AIM OF THE TASK – Your task is to tally the lines of the listing containing the word "CORRELATION" and report the figure alone.

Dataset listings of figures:

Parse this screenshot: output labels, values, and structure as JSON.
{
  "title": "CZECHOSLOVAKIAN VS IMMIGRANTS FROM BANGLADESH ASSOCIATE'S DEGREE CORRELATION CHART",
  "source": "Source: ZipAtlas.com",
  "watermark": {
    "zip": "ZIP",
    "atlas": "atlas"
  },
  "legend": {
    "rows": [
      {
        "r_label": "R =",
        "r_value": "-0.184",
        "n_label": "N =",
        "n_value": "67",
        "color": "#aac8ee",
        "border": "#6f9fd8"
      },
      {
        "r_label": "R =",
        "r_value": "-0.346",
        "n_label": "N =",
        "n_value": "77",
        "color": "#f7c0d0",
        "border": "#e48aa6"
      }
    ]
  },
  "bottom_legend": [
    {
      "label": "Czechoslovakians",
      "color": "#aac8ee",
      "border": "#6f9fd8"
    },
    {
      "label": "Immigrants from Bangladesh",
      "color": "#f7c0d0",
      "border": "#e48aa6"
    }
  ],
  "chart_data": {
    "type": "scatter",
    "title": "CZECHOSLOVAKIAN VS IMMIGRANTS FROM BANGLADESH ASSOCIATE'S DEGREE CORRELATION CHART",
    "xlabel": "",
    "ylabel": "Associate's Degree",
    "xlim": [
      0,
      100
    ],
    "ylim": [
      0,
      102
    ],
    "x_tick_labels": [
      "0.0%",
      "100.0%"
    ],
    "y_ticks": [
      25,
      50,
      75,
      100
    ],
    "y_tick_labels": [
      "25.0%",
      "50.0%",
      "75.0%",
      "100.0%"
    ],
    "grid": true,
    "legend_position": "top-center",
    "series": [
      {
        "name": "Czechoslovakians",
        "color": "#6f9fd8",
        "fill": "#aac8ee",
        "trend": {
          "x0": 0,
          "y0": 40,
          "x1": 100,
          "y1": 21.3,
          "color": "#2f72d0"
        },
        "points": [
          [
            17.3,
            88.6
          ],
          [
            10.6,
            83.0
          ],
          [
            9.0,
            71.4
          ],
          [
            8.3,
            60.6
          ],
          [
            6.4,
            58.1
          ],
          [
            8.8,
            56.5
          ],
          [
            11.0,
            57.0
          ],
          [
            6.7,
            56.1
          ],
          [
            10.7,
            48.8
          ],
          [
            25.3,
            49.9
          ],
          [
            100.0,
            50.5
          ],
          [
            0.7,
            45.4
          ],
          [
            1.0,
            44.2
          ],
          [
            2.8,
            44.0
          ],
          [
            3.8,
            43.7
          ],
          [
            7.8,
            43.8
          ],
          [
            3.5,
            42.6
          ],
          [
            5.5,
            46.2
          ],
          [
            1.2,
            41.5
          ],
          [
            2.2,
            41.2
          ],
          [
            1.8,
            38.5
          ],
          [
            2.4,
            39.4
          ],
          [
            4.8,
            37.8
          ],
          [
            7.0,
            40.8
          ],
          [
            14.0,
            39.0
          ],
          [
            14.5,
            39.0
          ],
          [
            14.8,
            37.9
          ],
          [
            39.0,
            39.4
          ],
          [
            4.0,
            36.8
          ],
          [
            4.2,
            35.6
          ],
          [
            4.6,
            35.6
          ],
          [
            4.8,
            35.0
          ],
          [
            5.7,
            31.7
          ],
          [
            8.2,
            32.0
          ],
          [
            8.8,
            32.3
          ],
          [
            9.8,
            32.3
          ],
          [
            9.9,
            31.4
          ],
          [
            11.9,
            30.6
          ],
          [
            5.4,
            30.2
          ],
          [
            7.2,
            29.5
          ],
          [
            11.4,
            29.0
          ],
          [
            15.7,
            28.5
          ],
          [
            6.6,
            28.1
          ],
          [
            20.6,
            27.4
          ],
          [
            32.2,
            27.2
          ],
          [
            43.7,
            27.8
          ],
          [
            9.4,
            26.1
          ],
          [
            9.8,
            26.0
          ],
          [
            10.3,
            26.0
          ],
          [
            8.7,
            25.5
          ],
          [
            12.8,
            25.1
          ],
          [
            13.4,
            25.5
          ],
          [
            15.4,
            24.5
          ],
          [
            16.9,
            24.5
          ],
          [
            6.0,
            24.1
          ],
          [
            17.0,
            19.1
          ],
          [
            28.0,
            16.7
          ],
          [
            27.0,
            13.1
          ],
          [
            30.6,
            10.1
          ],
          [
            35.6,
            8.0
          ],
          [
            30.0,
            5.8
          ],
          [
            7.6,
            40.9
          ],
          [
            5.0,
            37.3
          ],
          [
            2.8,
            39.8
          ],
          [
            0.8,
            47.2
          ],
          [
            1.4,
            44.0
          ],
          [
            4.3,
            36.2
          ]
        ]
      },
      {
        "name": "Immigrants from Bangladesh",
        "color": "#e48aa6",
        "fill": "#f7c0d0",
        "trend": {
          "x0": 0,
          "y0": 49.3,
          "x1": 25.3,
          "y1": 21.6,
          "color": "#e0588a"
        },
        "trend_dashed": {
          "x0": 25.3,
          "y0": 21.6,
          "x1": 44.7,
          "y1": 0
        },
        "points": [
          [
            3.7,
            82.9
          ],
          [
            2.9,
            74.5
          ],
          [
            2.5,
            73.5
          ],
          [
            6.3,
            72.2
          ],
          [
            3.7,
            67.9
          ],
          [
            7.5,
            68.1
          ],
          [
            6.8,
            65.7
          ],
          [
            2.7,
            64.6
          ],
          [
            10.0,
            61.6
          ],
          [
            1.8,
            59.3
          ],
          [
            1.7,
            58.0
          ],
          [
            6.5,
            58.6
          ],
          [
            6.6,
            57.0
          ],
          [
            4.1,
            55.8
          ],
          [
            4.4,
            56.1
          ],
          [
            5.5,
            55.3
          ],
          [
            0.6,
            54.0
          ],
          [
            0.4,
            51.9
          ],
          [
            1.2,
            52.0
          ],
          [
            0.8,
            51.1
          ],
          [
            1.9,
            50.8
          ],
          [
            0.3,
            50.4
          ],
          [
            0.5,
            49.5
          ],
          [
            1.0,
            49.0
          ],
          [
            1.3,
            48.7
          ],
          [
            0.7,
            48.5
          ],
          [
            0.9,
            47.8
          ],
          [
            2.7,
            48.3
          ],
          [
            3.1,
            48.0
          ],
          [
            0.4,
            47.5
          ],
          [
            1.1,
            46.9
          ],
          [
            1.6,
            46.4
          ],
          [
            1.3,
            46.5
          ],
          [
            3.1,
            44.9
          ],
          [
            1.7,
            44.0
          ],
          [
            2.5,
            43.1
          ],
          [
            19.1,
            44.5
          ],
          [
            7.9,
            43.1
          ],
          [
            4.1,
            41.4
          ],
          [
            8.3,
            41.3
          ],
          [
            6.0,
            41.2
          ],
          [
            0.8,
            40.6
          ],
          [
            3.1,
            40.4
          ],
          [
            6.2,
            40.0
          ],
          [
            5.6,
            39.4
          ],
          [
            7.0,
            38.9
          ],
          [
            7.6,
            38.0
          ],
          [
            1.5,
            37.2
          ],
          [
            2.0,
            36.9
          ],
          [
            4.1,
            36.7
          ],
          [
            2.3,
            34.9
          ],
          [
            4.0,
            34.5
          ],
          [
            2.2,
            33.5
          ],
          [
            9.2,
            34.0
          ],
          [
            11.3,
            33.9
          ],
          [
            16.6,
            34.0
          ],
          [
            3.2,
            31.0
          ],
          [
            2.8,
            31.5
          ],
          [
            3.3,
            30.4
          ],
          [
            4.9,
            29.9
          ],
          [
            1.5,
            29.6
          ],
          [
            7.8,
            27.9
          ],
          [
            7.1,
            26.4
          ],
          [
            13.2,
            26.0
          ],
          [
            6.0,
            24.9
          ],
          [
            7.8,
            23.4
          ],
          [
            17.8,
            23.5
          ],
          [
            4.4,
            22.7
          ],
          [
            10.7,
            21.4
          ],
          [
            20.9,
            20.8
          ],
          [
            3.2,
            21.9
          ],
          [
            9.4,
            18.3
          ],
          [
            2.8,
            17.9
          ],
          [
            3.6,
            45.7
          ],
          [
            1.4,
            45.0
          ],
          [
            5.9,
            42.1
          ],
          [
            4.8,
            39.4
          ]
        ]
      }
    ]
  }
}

TASK ANSWER – 2